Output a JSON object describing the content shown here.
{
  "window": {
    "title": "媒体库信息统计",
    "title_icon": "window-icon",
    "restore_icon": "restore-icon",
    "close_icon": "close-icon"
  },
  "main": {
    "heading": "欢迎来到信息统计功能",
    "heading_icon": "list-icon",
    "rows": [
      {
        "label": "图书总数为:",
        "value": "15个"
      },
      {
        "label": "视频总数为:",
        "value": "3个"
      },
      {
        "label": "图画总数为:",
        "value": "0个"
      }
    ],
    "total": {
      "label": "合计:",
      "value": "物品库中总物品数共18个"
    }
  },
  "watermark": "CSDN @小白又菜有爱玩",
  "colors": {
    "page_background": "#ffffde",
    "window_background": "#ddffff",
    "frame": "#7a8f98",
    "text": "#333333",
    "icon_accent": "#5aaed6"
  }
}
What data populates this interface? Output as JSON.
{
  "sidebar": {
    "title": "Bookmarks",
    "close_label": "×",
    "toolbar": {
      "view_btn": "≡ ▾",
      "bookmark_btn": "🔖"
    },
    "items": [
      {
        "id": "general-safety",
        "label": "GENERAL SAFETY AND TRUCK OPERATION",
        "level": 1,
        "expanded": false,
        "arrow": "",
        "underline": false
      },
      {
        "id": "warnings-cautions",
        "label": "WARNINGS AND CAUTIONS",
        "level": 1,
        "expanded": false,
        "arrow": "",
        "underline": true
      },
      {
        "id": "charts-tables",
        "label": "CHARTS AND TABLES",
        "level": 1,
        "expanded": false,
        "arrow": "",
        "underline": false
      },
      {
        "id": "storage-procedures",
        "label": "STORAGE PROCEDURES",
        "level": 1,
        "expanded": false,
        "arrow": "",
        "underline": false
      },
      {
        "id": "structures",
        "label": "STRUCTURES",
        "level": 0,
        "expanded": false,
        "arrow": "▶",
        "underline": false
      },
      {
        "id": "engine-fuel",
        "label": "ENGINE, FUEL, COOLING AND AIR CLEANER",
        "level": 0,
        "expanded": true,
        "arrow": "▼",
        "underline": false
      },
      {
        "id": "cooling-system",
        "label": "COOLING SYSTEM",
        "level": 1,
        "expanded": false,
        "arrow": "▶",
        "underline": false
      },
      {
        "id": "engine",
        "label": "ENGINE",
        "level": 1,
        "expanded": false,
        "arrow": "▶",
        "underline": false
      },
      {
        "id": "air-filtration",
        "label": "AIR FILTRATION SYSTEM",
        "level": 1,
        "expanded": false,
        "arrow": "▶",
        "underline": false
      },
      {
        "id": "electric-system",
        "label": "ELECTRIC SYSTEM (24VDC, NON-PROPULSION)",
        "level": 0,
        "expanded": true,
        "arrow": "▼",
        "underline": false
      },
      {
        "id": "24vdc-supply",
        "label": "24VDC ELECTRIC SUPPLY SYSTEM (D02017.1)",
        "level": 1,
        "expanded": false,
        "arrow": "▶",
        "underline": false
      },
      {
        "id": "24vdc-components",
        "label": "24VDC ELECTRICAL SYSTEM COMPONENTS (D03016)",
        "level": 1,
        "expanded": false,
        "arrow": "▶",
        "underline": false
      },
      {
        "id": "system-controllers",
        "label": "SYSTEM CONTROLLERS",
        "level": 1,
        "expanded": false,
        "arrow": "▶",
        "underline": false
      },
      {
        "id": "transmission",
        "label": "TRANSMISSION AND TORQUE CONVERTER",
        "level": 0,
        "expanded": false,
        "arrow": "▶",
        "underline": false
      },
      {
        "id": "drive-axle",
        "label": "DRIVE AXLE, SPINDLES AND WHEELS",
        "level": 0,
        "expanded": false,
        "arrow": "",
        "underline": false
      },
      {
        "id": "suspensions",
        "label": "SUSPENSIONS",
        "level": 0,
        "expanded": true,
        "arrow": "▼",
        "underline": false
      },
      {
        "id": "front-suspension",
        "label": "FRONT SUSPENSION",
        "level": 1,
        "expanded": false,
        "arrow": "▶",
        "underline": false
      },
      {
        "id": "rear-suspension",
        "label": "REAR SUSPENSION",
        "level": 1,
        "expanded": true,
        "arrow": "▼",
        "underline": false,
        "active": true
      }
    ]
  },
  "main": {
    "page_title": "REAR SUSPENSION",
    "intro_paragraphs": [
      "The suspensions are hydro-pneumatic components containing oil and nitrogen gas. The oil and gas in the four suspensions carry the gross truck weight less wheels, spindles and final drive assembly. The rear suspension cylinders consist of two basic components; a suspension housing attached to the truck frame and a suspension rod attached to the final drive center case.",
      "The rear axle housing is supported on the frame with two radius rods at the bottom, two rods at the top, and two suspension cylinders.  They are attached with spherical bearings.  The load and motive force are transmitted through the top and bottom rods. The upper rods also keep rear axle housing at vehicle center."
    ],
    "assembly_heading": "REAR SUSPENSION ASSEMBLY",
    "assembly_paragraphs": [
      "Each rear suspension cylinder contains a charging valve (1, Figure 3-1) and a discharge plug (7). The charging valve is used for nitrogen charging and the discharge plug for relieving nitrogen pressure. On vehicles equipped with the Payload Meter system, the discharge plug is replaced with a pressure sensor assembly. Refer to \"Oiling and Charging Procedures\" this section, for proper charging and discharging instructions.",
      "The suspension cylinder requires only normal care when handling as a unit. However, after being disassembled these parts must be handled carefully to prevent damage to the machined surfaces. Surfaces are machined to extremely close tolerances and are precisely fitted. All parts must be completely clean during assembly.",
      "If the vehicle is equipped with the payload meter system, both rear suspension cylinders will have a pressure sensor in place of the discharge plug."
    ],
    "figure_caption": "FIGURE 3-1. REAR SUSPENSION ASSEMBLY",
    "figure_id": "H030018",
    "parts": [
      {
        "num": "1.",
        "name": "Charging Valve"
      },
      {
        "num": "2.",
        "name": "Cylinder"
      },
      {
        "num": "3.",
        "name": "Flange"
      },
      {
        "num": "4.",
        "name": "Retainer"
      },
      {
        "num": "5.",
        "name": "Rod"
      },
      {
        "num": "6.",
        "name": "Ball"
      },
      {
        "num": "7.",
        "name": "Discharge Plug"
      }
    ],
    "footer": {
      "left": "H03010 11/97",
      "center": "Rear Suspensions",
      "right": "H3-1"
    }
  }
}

════════

__PROBLEM REQUIREMENTS__
Write out all of the records above exactly as they appear.

__SOLUTION BELOW__
Output a JSON object describing the content shown here.
{
  "window": {
    "title": "媒体库信息统计",
    "title_icon": "window-icon",
    "restore_icon": "restore-icon",
    "close_icon": "close-icon"
  },
  "main": {
    "heading": "欢迎来到信息统计功能",
    "heading_icon": "list-icon",
    "rows": [
      {
        "label": "图书总数为:",
        "value": "15个"
      },
      {
        "label": "视频总数为:",
        "value": "3个"
      },
      {
        "label": "图画总数为:",
        "value": "0个"
      }
    ],
    "total": {
      "label": "合计:",
      "value": "物品库中总物品数共18个"
    }
  },
  "watermark": "CSDN @小白又菜有爱玩",
  "colors": {
    "page_background": "#ffffde",
    "window_background": "#ddffff",
    "frame": "#7a8f98",
    "text": "#333333",
    "icon_accent": "#5aaed6"
  }
}
What data populates this interface? Output as JSON.
{
  "sidebar": {
    "title": "Bookmarks",
    "close_label": "×",
    "toolbar": {
      "view_btn": "≡ ▾",
      "bookmark_btn": "🔖"
    },
    "items": [
      {
        "id": "general-safety",
        "label": "GENERAL SAFETY AND TRUCK OPERATION",
        "level": 1,
        "expanded": false,
        "arrow": "",
        "underline": false
      },
      {
        "id": "warnings-cautions",
        "label": "WARNINGS AND CAUTIONS",
        "level": 1,
        "expanded": false,
        "arrow": "",
        "underline": true
      },
      {
        "id": "charts-tables",
        "label": "CHARTS AND TABLES",
        "level": 1,
        "expanded": false,
        "arrow": "",
        "underline": false
      },
      {
        "id": "storage-procedures",
        "label": "STORAGE PROCEDURES",
        "level": 1,
        "expanded": false,
        "arrow": "",
        "underline": false
      },
      {
        "id": "structures",
        "label": "STRUCTURES",
        "level": 0,
        "expanded": false,
        "arrow": "▶",
        "underline": false
      },
      {
        "id": "engine-fuel",
        "label": "ENGINE, FUEL, COOLING AND AIR CLEANER",
        "level": 0,
        "expanded": true,
        "arrow": "▼",
        "underline": false
      },
      {
        "id": "cooling-system",
        "label": "COOLING SYSTEM",
        "level": 1,
        "expanded": false,
        "arrow": "▶",
        "underline": false
      },
      {
        "id": "engine",
        "label": "ENGINE",
        "level": 1,
        "expanded": false,
        "arrow": "▶",
        "underline": false
      },
      {
        "id": "air-filtration",
        "label": "AIR FILTRATION SYSTEM",
        "level": 1,
        "expanded": false,
        "arrow": "▶",
        "underline": false
      },
      {
        "id": "electric-system",
        "label": "ELECTRIC SYSTEM (24VDC, NON-PROPULSION)",
        "level": 0,
        "expanded": true,
        "arrow": "▼",
        "underline": false
      },
      {
        "id": "24vdc-supply",
        "label": "24VDC ELECTRIC SUPPLY SYSTEM (D02017.1)",
        "level": 1,
        "expanded": false,
        "arrow": "▶",
        "underline": false
      },
      {
        "id": "24vdc-components",
        "label": "24VDC ELECTRICAL SYSTEM COMPONENTS (D03016)",
        "level": 1,
        "expanded": false,
        "arrow": "▶",
        "underline": false
      },
      {
        "id": "system-controllers",
        "label": "SYSTEM CONTROLLERS",
        "level": 1,
        "expanded": false,
        "arrow": "▶",
        "underline": false
      },
      {
        "id": "transmission",
        "label": "TRANSMISSION AND TORQUE CONVERTER",
        "level": 0,
        "expanded": false,
        "arrow": "▶",
        "underline": false
      },
      {
        "id": "drive-axle",
        "label": "DRIVE AXLE, SPINDLES AND WHEELS",
        "level": 0,
        "expanded": false,
        "arrow": "",
        "underline": false
      },
      {
        "id": "suspensions",
        "label": "SUSPENSIONS",
        "level": 0,
        "expanded": true,
        "arrow": "▼",
        "underline": false
      },
      {
        "id": "front-suspension",
        "label": "FRONT SUSPENSION",
        "level": 1,
        "expanded": false,
        "arrow": "▶",
        "underline": false
      },
      {
        "id": "rear-suspension",
        "label": "REAR SUSPENSION",
        "level": 1,
        "expanded": true,
        "arrow": "▼",
        "underline": false,
        "active": true
      }
    ]
  },
  "main": {
    "page_title": "REAR SUSPENSION",
    "intro_paragraphs": [
      "The suspensions are hydro-pneumatic components containing oil and nitrogen gas. The oil and gas in the four suspensions carry the gross truck weight less wheels, spindles and final drive assembly. The rear suspension cylinders consist of two basic components; a suspension housing attached to the truck frame and a suspension rod attached to the final drive center case.",
      "The rear axle housing is supported on the frame with two radius rods at the bottom, two rods at the top, and two suspension cylinders.  They are attached with spherical bearings.  The load and motive force are transmitted through the top and bottom rods. The upper rods also keep rear axle housing at vehicle center."
    ],
    "assembly_heading": "REAR SUSPENSION ASSEMBLY",
    "assembly_paragraphs": [
      "Each rear suspension cylinder contains a charging valve (1, Figure 3-1) and a discharge plug (7). The charging valve is used for nitrogen charging and the discharge plug for relieving nitrogen pressure. On vehicles equipped with the Payload Meter system, the discharge plug is replaced with a pressure sensor assembly. Refer to \"Oiling and Charging Procedures\" this section, for proper charging and discharging instructions.",
      "The suspension cylinder requires only normal care when handling as a unit. However, after being disassembled these parts must be handled carefully to prevent damage to the machined surfaces. Surfaces are machined to extremely close tolerances and are precisely fitted. All parts must be completely clean during assembly.",
      "If the vehicle is equipped with the payload meter system, both rear suspension cylinders will have a pressure sensor in place of the discharge plug."
    ],
    "figure_caption": "FIGURE 3-1. REAR SUSPENSION ASSEMBLY",
    "figure_id": "H030018",
    "parts": [
      {
        "num": "1.",
        "name": "Charging Valve"
      },
      {
        "num": "2.",
        "name": "Cylinder"
      },
      {
        "num": "3.",
        "name": "Flange"
      },
      {
        "num": "4.",
        "name": "Retainer"
      },
      {
        "num": "5.",
        "name": "Rod"
      },
      {
        "num": "6.",
        "name": "Ball"
      },
      {
        "num": "7.",
        "name": "Discharge Plug"
      }
    ],
    "footer": {
      "left": "H03010 11/97",
      "center": "Rear Suspensions",
      "right": "H3-1"
    }
  }
}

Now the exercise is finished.